== Challenge ==
Check every line of the entries that follow, and copy the ones containing "content".
_ _ _ _ _ _ _
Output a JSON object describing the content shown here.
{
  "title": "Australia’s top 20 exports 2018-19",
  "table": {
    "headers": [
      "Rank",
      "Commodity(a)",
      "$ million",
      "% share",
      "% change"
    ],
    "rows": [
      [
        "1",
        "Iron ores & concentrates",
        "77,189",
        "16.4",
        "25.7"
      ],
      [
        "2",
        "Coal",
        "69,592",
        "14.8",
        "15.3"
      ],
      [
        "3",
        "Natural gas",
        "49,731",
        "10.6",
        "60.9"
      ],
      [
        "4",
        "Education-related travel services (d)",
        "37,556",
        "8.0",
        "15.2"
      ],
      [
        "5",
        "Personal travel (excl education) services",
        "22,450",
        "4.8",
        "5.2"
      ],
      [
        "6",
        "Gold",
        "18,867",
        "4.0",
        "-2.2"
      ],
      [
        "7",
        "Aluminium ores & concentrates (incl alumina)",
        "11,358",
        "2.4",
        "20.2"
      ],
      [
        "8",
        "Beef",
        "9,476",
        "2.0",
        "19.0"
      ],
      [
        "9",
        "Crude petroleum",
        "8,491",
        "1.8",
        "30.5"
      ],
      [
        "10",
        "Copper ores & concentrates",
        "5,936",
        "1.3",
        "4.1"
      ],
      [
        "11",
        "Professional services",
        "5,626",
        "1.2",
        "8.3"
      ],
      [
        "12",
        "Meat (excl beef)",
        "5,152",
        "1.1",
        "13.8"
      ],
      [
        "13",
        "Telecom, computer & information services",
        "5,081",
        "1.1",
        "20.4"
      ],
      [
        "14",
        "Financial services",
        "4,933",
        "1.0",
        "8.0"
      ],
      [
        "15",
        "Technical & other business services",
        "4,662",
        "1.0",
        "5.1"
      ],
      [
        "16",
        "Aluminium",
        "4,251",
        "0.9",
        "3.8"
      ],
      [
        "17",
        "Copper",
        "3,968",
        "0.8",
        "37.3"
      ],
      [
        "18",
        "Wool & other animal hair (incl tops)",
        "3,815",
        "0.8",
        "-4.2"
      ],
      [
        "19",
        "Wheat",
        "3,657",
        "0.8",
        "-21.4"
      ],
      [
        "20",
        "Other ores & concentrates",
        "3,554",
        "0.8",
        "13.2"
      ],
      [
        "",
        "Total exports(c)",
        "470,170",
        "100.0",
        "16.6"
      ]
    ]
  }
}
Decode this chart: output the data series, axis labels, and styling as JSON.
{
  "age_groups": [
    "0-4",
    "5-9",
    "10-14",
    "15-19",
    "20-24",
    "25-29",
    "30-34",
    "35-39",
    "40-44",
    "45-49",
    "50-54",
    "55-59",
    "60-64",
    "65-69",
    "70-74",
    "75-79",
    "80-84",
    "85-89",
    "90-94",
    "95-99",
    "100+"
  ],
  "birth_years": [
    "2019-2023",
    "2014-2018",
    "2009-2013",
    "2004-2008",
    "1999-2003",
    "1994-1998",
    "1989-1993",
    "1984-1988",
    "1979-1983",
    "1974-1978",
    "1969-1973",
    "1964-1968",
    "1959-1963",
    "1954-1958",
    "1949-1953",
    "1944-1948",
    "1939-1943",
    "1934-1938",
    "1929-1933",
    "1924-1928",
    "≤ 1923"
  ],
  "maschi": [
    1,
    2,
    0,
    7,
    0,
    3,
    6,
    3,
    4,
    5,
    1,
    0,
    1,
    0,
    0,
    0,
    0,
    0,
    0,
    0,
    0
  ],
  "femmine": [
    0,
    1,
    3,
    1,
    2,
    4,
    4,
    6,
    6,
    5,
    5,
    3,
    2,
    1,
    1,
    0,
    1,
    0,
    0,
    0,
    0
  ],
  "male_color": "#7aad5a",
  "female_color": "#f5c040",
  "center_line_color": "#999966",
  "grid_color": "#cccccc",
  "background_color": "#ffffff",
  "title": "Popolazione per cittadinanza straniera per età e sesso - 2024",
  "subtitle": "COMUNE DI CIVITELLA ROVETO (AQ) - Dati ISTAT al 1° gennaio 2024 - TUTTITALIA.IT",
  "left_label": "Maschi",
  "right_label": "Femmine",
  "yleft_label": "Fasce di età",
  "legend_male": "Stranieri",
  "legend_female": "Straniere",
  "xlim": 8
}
_ _ _ _ _ _ _
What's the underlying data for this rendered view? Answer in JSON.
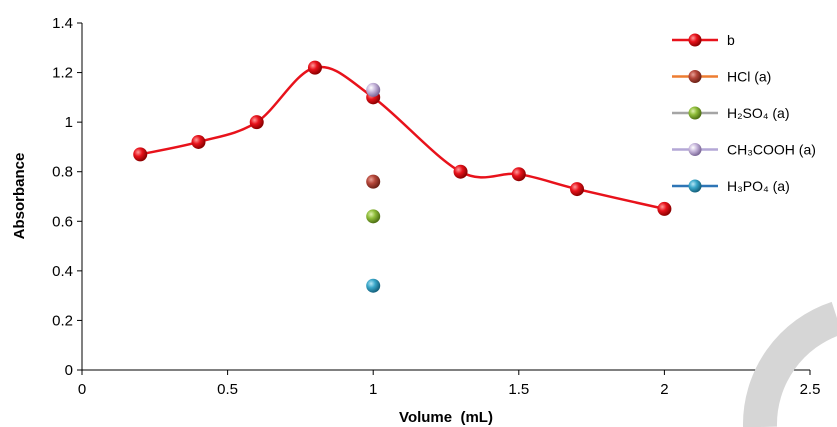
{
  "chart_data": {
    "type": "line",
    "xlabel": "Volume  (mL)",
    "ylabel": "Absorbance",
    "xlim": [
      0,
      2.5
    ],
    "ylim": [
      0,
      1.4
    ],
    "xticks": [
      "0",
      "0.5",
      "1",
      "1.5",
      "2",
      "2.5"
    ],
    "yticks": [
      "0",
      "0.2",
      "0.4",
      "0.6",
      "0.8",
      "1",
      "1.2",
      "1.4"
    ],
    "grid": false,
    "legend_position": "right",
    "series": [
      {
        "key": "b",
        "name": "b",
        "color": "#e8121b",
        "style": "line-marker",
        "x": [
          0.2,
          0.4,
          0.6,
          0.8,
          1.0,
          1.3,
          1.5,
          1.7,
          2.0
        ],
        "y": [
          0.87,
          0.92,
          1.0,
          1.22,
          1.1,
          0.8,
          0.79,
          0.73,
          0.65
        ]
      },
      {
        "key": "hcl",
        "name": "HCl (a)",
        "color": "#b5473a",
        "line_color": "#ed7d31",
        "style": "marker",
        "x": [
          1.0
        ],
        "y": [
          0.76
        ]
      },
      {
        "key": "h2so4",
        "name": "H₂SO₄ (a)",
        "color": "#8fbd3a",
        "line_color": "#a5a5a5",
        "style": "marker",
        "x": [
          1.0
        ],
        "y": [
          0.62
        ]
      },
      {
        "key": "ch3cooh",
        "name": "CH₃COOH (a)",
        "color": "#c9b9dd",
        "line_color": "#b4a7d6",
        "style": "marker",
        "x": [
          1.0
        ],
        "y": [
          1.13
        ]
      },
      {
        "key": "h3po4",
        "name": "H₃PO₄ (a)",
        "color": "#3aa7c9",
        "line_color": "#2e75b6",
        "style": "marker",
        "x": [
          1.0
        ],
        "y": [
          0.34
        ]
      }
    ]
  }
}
_ _ _ _ _ _ _
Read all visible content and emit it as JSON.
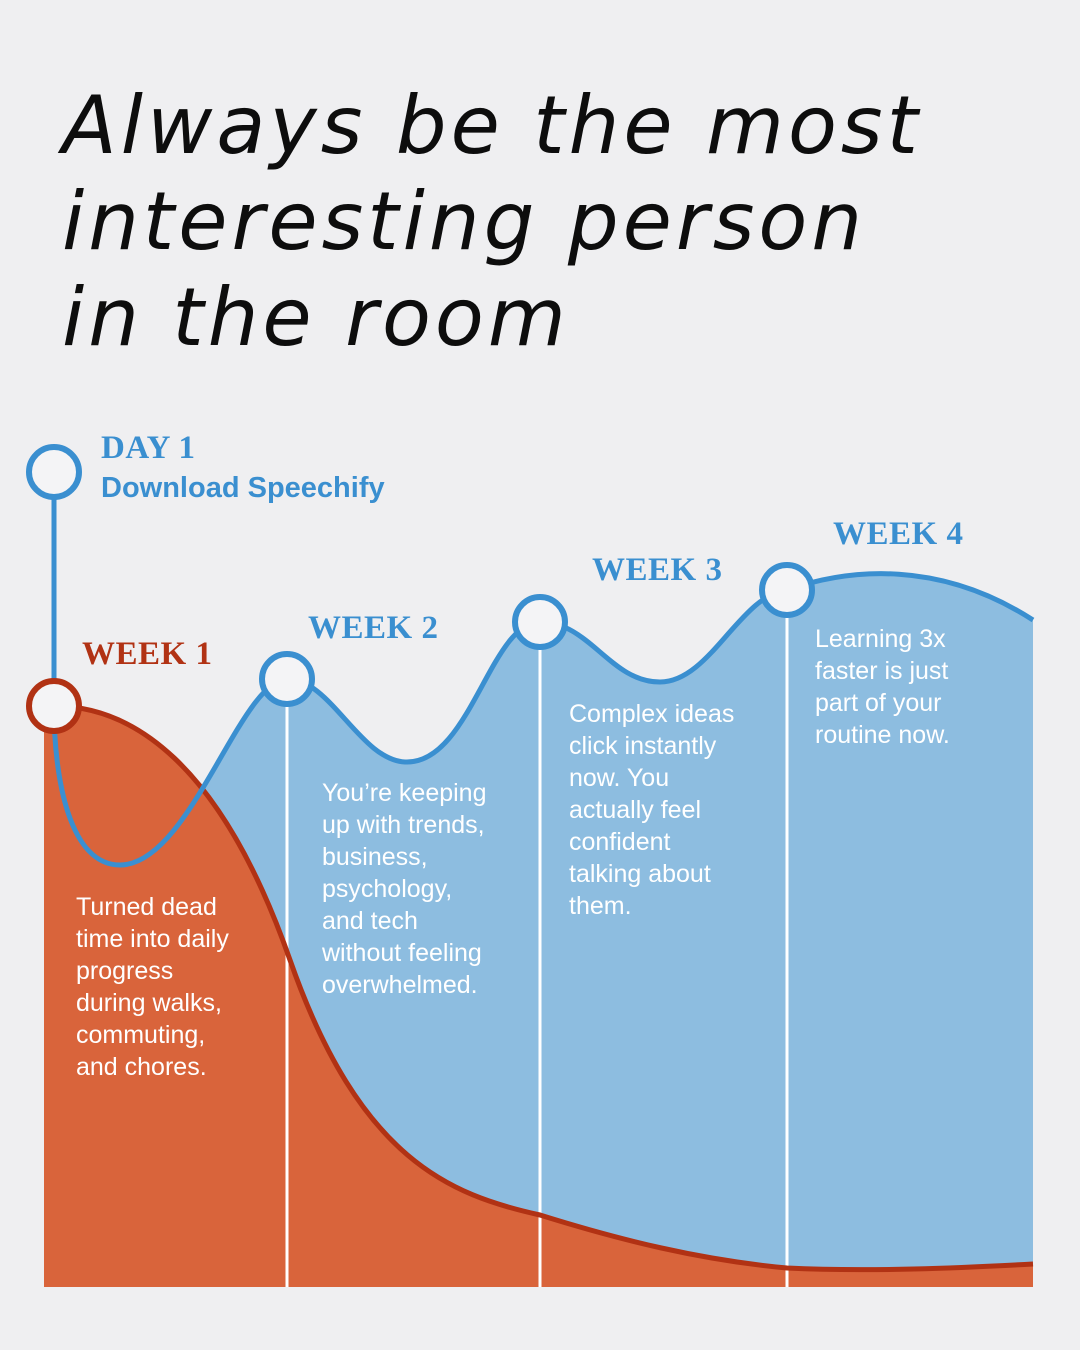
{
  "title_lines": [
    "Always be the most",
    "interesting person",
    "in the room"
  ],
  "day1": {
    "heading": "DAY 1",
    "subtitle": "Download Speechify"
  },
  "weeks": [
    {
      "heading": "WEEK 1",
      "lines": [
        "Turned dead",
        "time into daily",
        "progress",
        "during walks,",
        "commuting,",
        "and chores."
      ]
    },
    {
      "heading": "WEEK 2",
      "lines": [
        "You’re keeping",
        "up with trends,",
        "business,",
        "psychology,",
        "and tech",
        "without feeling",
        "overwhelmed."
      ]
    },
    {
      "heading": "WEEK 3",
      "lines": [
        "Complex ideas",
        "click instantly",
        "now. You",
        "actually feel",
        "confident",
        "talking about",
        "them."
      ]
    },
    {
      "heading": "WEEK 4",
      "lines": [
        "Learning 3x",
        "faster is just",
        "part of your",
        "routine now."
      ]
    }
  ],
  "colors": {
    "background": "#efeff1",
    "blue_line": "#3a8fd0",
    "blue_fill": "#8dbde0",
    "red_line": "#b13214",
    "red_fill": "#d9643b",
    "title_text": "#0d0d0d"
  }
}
_ _ _ _ _ _ _
== The response ==
Output a JSON object describing the content shown here.
Read all visible content and emit it as JSON.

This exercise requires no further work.